[Tasks and exercises]
A) Copy the post about the Kinks song word for word from "From one perspective, this" to "this is supposition.".
B) Pick up the post about the Kinks song "Skin & Bone" after its last sentence and keep it going.

[Excerpt to read]
%%

Friday, March 19, 2010

999,823: The Kinks — Skin & Bone

Ray Davies has complicated feelings as regards large women. On one "Sunny Afternoon", he called for help when a "big fat mama" was trying to "break" him. Ok, granted, no one wants to suffer the vague but dreadful fate of breakage, especially when a big fat mama would be the agent of said injury. Granted.

Keeping that earlier episode in mind as you start listening to "Skin & Bone", hearing Ray sing about "fat flabby Annie" and her 16 stone heft (that's 224 pounds for the millions billion of you who don't keep up with the latest trends in English imperial weight), you might think that Ray's fat-phobia is surfacing again. But then a "thick dietitian" puts Annie on what sounds a lot like the Atkins diet before Atkins had a chance to put his name on it. She cuts out alcohol, pizza, pies, potatoes, scones ("stay away from carbohydrates") and now she "looks like she's ready to die", tut-tuts Ray. "You can't see her walk by."

From one perspective, this is an ad for the low carb lifestyle. Sure, it's a crash diet, but it worked, right? Annie cut out the carbs, and in a couple of days she acquired a tiny headache and just enough nausea that eating turned into a mechanical chore that she avoided if she could. It was weird the way she kept waking up to urinate every night at 5 am with her heart pounding like crazy and her head feeling explosive, but that's how she knew it was doing something, and look at the pounds melt away! That's what "living at the edge of starvation" is all about. Ray doesn't say, but Annie probably goes a little crazy after a few months of this and starts thinking it's ok to eat raw spaghetti out of the box because the carbs don't count if it's not cooked, but this is supposition.

%%

[Data to examine]
%%

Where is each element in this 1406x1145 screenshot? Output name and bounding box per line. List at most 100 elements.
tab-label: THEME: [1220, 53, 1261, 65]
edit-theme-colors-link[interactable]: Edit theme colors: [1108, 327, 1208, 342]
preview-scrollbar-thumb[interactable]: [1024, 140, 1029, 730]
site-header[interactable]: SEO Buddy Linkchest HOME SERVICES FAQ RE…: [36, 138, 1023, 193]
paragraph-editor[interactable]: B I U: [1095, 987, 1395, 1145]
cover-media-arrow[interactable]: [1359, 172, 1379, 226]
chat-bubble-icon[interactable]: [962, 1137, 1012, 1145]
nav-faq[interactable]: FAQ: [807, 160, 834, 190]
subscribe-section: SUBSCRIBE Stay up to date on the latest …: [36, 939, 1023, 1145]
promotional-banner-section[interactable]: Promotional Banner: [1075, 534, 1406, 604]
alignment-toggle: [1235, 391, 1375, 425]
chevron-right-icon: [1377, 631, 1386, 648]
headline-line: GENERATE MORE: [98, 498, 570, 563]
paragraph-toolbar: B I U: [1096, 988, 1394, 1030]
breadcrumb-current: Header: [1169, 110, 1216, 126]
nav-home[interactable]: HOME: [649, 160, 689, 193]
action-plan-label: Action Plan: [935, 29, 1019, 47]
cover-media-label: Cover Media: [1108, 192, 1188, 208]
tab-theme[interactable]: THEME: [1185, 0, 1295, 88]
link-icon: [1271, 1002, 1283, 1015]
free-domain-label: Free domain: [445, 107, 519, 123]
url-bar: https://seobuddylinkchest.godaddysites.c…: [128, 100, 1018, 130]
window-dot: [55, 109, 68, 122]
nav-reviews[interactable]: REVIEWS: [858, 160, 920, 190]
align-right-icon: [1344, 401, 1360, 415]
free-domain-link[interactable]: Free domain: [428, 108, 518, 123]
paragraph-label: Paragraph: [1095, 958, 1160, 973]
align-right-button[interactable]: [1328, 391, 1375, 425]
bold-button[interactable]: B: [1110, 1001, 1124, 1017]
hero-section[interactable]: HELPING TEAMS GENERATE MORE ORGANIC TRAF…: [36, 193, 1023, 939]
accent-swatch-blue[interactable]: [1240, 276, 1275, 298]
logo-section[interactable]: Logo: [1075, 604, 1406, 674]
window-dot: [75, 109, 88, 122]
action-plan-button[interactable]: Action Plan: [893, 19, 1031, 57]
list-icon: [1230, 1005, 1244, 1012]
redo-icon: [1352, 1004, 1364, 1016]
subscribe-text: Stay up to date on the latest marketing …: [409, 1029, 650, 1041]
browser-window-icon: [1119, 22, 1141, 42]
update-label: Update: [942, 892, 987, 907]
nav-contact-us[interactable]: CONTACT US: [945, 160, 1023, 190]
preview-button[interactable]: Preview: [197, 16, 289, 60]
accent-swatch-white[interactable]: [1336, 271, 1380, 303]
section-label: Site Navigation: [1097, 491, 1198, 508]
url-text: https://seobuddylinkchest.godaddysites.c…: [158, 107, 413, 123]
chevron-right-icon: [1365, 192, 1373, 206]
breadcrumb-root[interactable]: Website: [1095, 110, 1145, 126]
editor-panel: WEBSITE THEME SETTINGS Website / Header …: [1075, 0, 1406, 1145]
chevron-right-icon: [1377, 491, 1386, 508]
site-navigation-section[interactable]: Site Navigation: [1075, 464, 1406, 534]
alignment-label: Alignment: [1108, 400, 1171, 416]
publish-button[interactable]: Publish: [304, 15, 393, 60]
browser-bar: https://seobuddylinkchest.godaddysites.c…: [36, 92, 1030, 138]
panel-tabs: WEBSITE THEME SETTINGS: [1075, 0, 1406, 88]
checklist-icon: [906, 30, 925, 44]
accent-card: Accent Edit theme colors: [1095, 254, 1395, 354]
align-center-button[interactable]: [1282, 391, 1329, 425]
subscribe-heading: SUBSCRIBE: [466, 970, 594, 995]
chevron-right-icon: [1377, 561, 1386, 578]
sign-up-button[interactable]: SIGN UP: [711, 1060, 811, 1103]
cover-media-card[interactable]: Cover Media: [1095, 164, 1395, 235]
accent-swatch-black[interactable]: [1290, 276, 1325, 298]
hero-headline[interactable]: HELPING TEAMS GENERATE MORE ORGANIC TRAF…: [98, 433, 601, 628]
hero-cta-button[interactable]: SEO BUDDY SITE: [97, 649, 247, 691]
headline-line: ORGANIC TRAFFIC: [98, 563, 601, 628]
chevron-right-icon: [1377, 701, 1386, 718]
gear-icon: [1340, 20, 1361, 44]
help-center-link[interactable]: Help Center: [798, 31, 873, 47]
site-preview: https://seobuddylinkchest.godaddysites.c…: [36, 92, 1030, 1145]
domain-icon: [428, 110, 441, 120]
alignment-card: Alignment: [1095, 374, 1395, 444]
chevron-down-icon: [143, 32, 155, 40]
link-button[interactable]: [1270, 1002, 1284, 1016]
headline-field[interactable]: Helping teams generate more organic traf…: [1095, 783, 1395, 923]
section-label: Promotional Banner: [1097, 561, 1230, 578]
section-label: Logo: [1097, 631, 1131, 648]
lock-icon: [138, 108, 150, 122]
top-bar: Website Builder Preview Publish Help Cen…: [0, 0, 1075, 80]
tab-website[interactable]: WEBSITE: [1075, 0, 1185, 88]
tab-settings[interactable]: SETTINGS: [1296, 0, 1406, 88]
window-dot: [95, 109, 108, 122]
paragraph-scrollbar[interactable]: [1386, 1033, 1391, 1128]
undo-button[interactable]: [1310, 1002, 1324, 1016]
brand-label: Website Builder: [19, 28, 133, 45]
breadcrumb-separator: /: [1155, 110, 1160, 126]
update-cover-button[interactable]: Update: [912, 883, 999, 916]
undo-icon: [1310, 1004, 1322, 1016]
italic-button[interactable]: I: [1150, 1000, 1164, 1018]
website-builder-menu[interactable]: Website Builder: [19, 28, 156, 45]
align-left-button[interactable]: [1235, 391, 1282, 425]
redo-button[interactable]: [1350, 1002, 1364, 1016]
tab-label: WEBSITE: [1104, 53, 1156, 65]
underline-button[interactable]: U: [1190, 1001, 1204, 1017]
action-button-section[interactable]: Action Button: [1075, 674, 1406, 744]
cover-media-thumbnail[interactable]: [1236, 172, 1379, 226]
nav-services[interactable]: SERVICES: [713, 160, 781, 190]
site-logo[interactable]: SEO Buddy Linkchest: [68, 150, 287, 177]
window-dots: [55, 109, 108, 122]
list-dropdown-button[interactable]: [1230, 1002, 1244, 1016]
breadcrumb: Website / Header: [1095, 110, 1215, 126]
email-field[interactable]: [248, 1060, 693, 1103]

%%

[Task-by-task outputs]
A)
From one perspective, this is an ad for the low carb lifestyle. Sure, it's a crash diet, but it worked, right? Annie cut out the carbs, and in a couple of days she acquired a tiny headache and just enough nausea that eating turned into a mechanical chore that she avoided if she could. It was weird the way she kept waking up to urinate every night at 5 am with her heart pounding like crazy and her head feeling explosive, but that's how she knew it was doing something, and look at the pounds melt away! That's what "living at the edge of starvation" is all about. Ray doesn't say, but Annie probably goes a little crazy after a few months of this and starts thinking it's ok to eat raw spaghetti out of the box because the carbs don't count if it's not cooked, but this is supposition.

B)
On the other hand, poor Annie loses all her friends because she's not "cuddly" anymore, although here I think Ray uses "friends" to mean someone who was a lot more friendly with Annie than the word implies. Like someone who was really friending it to her good, from like seven different directions, wink wink. I guess you could debate the merits of being the town pump up on Muswell Hill, and you might even conclude that having fewer friends is a good thing, when you put it that way. But when even the girl's parents shake their heads...well, no one stays on Atkins forever.